===== Texto extraído =====

A ambição do referencial (Benchmark) relativamente aos colaboradores é garantir que todos os trabalhadores — tanto no seio da empresa como ao longo das suas cadeias de fornecimento — tenham a sua saúde protegida, recebam pelo menos um salário digno, tenham condições contratuais justas, não sejam alvo de discriminação e possam expressar livremente quaisquer preocupações relacionadas com o seu bem-estar. O desempenho relacionado com os trabalhadores da cadeia de fornecimento está abrangido pelo objetivo A política de aprovisionamento salvaguarda a prossecução da sustentabilidade Future-Fit.
No entanto, quando se trata de pessoas que contribuem diretamente para as atividades de uma empresa, a situação nem sempre é clara, pois existem muitos tipos diferentes de relações laborais entre uma organização e as pessoas que nela aplicam o seu tempo e conhecimento. Torna-se, por isso, necessário determinar quem deve ser incluído na avaliação dos Objetivos de Limite Mínimo relativos aos colaboradores e quem deve ser considerado parte de uma organização externa, ficando assim abrangido pelo objetivo da política de aprovisionamento.

=====

**Objetivo 1:** Resuma em duas frases o texto sobre os colaboradores e o referencial.
**Objetivo 2:** Transcreva do texto sobre os colaboradores e o referencial o trecho que vai de "A ambição do" até "da sustentabilidade Future-Fit.".

===== Extrato de dados =====

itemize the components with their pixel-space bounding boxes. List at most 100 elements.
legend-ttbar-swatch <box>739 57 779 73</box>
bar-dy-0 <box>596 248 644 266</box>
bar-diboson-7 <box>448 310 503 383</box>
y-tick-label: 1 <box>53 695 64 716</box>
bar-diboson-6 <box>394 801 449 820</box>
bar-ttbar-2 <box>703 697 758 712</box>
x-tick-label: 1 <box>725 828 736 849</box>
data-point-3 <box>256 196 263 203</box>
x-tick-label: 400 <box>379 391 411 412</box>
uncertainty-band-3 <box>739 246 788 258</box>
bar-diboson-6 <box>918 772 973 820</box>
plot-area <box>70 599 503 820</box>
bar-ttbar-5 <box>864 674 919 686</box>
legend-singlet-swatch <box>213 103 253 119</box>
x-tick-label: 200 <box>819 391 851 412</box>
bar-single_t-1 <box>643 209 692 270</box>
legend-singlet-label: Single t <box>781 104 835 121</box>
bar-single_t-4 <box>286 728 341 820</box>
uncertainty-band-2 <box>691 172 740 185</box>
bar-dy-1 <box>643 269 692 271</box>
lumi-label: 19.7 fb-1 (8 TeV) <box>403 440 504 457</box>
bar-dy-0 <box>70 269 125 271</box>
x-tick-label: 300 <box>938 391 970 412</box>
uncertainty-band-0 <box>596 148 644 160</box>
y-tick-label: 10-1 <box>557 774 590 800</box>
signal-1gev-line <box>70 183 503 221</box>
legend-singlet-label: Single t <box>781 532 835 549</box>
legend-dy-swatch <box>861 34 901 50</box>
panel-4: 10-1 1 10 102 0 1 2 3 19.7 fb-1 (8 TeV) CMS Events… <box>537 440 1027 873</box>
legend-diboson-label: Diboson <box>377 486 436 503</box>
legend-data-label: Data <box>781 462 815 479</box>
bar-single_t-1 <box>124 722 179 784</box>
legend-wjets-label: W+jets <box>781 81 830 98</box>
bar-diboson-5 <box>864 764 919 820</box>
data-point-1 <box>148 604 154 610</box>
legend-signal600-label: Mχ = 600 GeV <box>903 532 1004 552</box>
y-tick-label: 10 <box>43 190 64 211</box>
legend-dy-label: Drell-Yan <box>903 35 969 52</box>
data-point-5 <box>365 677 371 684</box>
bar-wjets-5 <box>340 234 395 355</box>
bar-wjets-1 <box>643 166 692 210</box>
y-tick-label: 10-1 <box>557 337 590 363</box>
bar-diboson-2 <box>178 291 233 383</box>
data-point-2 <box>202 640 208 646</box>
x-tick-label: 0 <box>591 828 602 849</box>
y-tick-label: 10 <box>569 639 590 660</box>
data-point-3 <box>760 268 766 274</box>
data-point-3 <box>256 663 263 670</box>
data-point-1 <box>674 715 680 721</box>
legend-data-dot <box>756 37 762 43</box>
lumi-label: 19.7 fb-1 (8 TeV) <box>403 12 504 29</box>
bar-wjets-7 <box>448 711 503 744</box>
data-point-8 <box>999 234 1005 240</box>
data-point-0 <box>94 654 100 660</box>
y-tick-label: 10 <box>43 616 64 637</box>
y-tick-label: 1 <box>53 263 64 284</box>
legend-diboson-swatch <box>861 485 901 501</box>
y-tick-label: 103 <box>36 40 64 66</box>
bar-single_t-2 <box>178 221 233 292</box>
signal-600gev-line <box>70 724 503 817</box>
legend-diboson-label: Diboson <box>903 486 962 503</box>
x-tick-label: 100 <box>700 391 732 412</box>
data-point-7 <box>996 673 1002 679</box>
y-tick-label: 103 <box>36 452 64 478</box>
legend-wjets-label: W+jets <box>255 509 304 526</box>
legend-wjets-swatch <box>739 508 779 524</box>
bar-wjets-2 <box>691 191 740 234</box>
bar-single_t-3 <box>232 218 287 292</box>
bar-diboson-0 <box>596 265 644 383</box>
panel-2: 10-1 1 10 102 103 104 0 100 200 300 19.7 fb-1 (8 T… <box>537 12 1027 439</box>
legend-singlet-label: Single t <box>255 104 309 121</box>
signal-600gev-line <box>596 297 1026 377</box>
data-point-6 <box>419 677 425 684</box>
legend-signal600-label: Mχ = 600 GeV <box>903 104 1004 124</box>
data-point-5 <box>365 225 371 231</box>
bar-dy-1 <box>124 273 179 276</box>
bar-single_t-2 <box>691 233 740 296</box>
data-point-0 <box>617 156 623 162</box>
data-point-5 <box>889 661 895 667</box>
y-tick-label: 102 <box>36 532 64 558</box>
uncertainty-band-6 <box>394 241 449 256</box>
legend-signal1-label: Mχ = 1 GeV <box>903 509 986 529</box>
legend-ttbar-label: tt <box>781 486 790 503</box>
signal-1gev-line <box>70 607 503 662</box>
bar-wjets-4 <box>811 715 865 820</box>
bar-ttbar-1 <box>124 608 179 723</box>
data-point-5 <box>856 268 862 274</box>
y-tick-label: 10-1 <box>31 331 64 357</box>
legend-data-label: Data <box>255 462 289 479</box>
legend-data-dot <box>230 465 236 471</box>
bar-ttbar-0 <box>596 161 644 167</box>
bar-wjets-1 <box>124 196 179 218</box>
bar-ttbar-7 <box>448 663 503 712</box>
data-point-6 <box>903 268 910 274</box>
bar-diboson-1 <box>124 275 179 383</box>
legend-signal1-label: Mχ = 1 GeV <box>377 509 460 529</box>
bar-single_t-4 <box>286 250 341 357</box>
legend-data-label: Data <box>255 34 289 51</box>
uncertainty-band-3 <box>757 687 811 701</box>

=====

**Resposta correta 1:** O referencial pretende que todos os trabalhadores, tanto na empresa como nas suas cadeias de fornecimento, tenham a saúde protegida, recebam pelo menos um salário digno, tenham condições contratuais justas, não sejam discriminados e possam expressar livremente as suas preocupações. Como existem muitos tipos de relações laborais, é necessário determinar quem entra na avaliação dos Objetivos de Limite Mínimo relativos aos colaboradores e quem pertence a uma organização externa, ficando abrangido pelo objetivo da política de aprovisionamento.

**Resposta correta 2:**
A ambição do referencial (Benchmark) relativamente aos colaboradores é garantir que todos os trabalhadores — tanto no seio da empresa como ao longo das suas cadeias de fornecimento — tenham a sua saúde protegida, recebam pelo menos um salário digno, tenham condições contratuais justas, não sejam alvo de discriminação e possam expressar livremente quaisquer preocupações relacionadas com o seu bem-estar. O desempenho relacionado com os trabalhadores da cadeia de fornecimento está abrangido pelo objetivo A política de aprovisionamento salvaguarda a prossecução da sustentabilidade Future-Fit.